DIRECTIONS FOR THIS TASK. Find the lines that contain the word "title" and copy each one.

====== ROWS

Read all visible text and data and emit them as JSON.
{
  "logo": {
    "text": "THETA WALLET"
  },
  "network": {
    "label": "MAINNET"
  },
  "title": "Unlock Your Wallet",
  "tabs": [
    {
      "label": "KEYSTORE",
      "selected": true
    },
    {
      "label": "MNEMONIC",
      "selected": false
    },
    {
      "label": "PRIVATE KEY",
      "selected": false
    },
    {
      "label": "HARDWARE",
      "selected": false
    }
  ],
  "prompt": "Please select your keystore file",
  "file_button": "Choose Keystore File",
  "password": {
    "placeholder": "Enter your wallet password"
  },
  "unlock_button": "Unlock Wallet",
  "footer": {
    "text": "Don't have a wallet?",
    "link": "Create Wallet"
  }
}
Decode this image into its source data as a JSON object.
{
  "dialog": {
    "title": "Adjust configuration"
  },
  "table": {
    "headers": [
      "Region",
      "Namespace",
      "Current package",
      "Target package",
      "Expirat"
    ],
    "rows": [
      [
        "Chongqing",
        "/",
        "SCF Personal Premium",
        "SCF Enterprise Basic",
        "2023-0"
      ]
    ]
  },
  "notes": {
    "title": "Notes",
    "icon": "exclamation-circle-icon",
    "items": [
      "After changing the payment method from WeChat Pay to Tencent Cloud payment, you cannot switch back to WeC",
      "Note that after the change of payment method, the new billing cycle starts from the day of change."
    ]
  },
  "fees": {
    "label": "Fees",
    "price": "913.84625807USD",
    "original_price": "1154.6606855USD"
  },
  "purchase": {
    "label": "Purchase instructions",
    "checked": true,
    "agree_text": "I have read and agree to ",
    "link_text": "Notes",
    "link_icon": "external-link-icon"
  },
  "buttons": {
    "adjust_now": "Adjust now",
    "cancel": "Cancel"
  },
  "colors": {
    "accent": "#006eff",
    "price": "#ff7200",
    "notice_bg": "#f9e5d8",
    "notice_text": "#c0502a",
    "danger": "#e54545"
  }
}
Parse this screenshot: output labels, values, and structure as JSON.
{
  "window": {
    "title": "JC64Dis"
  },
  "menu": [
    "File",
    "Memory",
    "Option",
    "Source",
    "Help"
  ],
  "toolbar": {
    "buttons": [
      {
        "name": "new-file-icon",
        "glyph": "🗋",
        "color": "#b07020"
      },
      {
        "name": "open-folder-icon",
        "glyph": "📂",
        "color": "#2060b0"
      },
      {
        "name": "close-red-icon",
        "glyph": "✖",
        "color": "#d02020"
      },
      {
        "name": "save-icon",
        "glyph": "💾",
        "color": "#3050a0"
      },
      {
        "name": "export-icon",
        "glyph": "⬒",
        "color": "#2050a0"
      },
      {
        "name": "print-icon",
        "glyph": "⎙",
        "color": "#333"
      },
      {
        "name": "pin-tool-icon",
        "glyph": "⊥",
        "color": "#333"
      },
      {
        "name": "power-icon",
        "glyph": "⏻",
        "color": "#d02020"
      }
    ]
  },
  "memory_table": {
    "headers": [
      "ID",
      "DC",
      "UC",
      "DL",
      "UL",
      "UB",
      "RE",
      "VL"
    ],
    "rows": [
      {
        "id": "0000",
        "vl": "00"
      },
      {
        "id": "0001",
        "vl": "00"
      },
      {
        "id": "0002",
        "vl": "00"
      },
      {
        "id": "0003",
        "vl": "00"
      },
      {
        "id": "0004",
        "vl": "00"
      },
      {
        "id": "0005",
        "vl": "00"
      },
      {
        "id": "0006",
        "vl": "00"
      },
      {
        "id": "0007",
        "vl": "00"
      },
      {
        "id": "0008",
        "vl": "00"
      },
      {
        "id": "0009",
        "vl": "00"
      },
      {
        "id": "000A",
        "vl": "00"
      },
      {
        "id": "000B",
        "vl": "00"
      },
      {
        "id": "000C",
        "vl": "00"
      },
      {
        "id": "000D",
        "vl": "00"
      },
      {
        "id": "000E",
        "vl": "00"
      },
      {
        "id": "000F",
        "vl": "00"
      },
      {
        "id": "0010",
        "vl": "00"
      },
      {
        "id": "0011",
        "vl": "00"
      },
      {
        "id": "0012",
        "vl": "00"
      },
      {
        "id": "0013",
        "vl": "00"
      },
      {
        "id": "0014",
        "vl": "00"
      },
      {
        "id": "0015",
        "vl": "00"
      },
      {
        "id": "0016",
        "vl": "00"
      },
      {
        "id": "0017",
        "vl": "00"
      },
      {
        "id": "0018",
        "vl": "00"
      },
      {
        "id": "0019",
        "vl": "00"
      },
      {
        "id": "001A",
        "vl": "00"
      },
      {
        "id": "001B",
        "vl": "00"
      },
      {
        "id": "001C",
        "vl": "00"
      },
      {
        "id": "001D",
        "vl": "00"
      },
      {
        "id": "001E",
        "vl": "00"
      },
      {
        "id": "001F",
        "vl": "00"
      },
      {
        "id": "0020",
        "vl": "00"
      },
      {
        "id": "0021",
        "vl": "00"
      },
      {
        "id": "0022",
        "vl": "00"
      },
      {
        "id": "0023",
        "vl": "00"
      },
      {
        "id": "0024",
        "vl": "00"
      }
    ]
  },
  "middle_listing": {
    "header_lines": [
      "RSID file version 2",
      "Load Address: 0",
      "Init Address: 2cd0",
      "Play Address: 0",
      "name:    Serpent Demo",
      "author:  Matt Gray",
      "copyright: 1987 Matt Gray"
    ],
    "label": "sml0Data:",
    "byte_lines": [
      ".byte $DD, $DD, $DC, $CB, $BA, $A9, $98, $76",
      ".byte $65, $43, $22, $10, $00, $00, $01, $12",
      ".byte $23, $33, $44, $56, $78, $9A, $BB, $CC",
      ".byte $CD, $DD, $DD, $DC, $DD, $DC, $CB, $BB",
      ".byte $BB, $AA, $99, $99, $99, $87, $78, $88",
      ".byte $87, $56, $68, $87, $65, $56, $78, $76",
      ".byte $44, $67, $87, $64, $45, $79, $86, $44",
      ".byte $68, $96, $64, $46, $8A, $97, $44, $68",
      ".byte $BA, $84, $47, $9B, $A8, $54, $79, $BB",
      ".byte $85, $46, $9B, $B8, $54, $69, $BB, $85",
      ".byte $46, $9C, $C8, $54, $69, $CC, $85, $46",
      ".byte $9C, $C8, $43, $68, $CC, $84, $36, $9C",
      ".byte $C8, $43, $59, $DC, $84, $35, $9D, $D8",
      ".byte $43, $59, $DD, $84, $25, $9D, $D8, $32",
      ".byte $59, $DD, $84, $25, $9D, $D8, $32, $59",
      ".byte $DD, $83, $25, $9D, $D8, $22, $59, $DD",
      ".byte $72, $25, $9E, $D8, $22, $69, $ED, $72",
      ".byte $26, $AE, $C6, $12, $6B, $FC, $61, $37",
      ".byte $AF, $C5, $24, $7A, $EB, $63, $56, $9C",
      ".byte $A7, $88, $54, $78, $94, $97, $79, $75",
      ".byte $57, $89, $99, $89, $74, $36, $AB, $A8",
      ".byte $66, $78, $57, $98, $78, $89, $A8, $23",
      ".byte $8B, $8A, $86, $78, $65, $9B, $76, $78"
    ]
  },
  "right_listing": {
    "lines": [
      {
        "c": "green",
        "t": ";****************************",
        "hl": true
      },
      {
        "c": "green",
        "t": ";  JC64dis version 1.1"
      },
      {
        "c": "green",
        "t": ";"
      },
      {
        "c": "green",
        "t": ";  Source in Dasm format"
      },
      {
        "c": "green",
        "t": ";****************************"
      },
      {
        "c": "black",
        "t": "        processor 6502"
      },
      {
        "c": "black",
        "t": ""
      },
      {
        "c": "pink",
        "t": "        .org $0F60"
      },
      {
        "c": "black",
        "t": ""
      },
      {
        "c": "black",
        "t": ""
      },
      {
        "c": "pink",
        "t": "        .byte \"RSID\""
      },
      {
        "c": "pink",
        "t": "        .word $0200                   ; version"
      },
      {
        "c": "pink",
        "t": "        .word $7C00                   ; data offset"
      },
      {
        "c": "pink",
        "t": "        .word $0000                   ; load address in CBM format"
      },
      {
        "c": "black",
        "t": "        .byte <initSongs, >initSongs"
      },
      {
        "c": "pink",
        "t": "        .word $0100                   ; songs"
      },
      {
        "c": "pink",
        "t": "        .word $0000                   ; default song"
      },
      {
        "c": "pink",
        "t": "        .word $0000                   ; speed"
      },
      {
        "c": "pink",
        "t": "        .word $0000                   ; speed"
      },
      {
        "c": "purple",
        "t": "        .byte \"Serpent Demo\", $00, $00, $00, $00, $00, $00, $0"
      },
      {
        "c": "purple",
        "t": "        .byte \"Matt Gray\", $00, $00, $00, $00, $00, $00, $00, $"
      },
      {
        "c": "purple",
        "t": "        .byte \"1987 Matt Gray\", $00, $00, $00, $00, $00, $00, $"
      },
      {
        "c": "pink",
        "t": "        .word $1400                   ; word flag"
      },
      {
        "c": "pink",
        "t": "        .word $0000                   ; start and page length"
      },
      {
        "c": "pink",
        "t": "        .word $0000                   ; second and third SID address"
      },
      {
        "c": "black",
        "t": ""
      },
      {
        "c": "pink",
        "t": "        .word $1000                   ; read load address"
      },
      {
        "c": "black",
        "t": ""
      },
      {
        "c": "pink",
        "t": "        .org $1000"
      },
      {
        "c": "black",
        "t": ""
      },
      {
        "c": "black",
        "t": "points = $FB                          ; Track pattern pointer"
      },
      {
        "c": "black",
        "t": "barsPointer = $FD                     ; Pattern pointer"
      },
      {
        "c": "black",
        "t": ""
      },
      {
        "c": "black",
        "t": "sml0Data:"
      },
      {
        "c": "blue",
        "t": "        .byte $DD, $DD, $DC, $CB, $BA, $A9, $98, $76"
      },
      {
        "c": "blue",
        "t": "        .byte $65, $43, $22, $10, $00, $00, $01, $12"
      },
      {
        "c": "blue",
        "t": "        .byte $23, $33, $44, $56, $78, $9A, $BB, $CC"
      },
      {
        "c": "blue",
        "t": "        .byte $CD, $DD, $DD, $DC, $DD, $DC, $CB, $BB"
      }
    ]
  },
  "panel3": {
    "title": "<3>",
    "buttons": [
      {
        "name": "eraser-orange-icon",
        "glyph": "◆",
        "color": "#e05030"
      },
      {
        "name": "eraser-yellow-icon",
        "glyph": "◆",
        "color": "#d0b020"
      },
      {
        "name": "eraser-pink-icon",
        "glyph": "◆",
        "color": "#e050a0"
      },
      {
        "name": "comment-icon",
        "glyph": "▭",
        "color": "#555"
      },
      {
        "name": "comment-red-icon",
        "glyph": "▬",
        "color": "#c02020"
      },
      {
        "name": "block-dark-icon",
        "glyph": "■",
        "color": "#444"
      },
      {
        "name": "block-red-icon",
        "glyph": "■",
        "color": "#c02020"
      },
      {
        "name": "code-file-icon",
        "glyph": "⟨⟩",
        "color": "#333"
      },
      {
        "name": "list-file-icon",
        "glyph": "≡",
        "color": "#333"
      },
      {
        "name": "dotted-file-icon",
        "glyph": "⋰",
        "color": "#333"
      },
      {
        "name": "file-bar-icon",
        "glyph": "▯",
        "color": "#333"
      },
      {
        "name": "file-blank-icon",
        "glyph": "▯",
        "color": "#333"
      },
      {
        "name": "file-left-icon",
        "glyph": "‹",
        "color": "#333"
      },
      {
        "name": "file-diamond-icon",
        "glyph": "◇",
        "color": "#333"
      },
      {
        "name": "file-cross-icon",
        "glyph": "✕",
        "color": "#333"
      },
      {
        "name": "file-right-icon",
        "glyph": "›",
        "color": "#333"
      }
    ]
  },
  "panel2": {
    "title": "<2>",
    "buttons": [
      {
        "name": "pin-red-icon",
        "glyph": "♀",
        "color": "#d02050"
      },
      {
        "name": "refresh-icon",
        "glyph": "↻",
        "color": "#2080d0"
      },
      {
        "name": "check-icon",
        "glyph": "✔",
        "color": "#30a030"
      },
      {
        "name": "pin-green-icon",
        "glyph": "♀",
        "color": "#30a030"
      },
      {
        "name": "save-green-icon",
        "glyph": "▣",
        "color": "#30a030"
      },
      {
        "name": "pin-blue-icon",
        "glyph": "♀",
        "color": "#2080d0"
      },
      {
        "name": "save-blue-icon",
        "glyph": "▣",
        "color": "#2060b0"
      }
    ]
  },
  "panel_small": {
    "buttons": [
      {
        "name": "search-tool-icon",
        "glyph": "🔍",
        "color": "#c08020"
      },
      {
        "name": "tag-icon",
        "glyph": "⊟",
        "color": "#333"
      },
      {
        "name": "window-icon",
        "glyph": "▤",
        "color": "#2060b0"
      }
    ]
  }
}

============

FULL OUTPUT.
  "title": "Unlock Your Wallet",
    "title": "Adjust configuration"
    "title": "Notes",
    "title": "JC64Dis"
    "title": "<3>",
    "title": "<2>",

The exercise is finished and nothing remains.